[AIM OF THE EXERCISE] Looking at the listing, state how many of its lines contain the string "biscuit". Write only the number.

[DATA IN THIS EXERCISE]
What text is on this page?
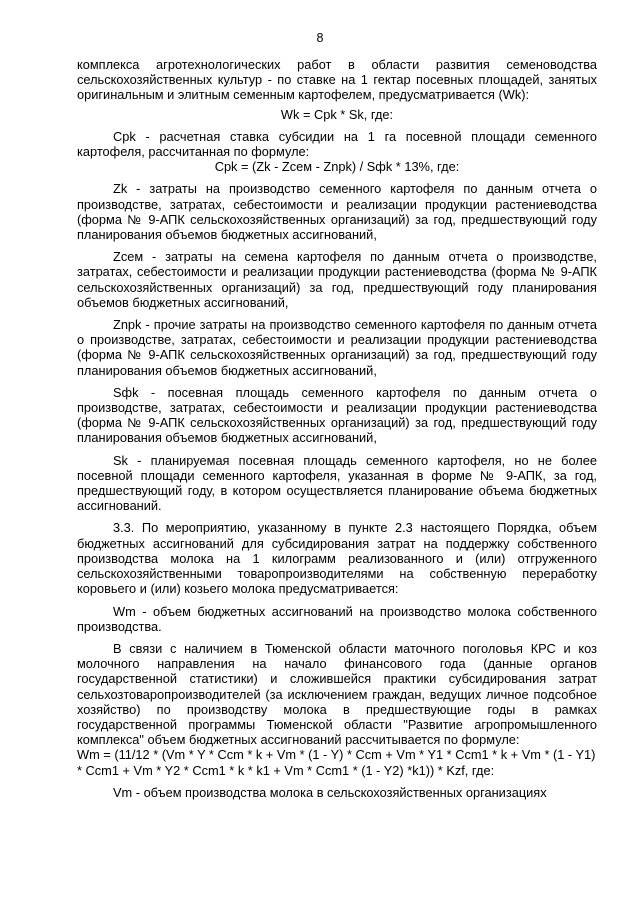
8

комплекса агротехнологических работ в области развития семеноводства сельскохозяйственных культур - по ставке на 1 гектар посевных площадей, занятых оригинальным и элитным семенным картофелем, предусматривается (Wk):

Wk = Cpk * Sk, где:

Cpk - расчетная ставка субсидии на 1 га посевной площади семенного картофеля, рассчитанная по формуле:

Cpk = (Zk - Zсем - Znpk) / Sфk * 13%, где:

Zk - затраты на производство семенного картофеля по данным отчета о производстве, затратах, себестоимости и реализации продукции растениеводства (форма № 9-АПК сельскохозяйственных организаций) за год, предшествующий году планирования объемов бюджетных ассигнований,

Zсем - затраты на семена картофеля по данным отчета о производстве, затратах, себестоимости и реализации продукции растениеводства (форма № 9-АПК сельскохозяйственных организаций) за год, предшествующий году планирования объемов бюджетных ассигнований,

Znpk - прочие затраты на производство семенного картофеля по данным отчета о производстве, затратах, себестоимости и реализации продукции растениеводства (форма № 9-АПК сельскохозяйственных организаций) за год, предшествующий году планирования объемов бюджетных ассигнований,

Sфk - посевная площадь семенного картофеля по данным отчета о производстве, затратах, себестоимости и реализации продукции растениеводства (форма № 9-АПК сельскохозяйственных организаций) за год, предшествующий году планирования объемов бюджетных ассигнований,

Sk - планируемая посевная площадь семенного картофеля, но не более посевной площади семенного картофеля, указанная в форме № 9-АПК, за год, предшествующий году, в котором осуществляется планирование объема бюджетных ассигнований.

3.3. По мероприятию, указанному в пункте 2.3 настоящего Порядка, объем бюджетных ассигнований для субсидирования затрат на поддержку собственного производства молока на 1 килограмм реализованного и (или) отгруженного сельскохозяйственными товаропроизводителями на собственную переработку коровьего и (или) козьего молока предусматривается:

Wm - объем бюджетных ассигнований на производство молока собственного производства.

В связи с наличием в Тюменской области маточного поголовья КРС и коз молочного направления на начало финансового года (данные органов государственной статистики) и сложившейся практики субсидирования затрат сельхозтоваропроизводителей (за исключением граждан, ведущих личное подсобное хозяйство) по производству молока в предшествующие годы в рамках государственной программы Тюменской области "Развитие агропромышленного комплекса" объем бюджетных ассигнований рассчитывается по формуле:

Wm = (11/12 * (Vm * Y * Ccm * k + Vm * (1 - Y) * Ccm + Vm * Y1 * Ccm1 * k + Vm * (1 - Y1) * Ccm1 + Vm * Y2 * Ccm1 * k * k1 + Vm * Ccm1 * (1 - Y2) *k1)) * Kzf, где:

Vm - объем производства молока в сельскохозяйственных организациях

* * *

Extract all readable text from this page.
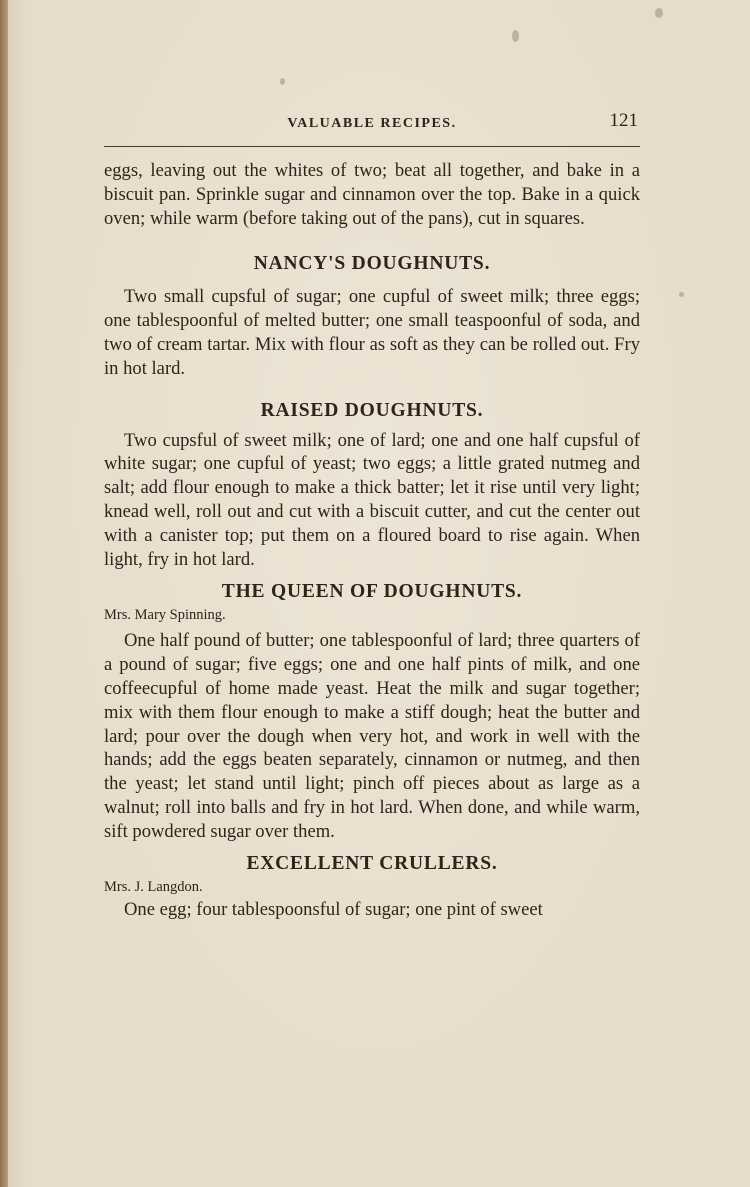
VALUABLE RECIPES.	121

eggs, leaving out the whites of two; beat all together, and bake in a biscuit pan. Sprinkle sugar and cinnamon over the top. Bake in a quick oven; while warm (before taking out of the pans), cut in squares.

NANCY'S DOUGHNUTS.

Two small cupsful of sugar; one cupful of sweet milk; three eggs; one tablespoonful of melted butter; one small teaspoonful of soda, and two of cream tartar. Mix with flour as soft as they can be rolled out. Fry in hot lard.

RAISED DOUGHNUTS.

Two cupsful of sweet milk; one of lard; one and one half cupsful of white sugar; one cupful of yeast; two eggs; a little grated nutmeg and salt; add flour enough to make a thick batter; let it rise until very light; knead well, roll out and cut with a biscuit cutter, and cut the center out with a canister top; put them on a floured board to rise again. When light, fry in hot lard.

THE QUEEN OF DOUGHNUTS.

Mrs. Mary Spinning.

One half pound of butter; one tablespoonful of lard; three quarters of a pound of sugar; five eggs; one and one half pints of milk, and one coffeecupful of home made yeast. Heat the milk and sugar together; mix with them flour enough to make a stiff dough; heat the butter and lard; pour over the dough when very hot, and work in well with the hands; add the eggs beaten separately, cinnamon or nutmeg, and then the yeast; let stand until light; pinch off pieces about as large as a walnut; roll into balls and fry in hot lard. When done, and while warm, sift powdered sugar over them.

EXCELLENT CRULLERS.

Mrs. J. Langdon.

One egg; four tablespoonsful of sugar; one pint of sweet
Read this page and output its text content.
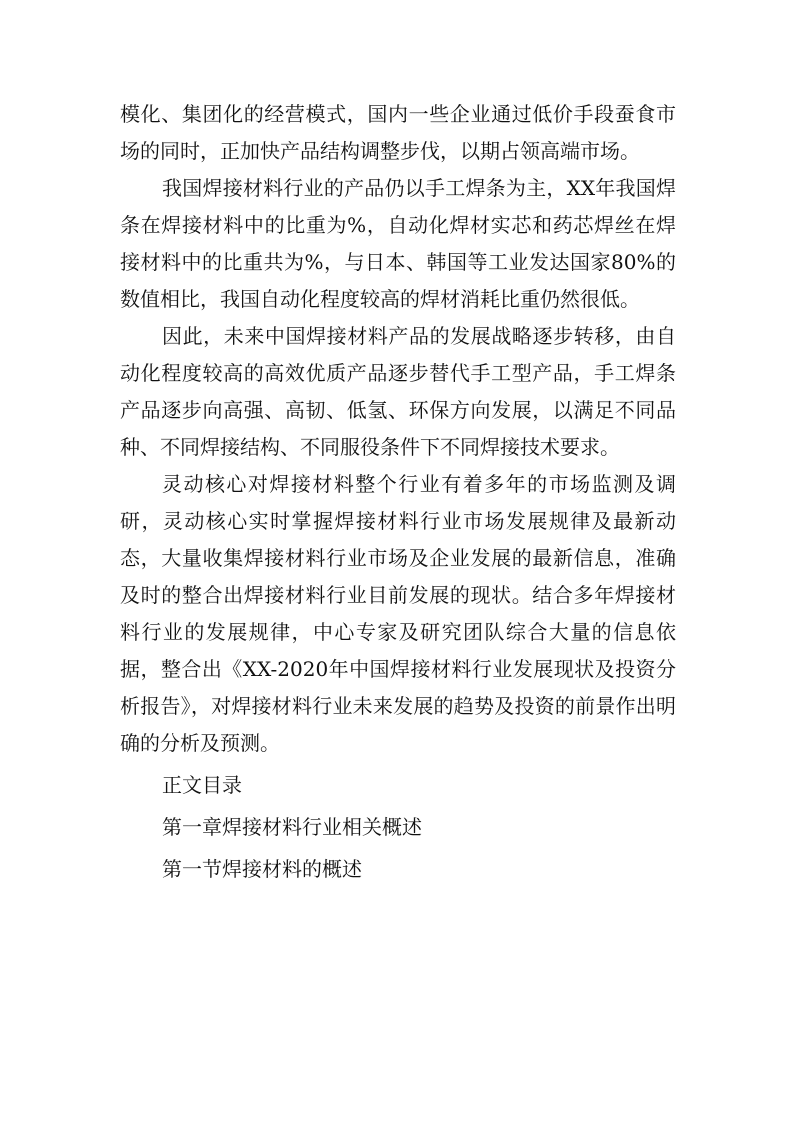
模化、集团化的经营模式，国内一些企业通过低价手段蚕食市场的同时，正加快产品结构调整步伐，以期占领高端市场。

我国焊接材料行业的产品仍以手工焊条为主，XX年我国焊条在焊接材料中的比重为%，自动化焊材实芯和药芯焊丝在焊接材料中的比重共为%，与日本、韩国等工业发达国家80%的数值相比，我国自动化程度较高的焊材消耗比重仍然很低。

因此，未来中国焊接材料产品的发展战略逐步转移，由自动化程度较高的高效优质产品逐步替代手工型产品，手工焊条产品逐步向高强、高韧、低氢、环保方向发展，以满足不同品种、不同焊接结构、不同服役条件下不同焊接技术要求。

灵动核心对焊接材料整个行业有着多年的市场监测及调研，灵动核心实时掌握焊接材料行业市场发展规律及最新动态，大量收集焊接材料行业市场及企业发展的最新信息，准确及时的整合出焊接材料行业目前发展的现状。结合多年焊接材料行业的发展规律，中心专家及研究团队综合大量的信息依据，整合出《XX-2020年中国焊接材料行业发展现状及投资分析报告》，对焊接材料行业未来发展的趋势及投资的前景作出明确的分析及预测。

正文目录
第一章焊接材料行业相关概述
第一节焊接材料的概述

[REPLY TO THE TASK] 2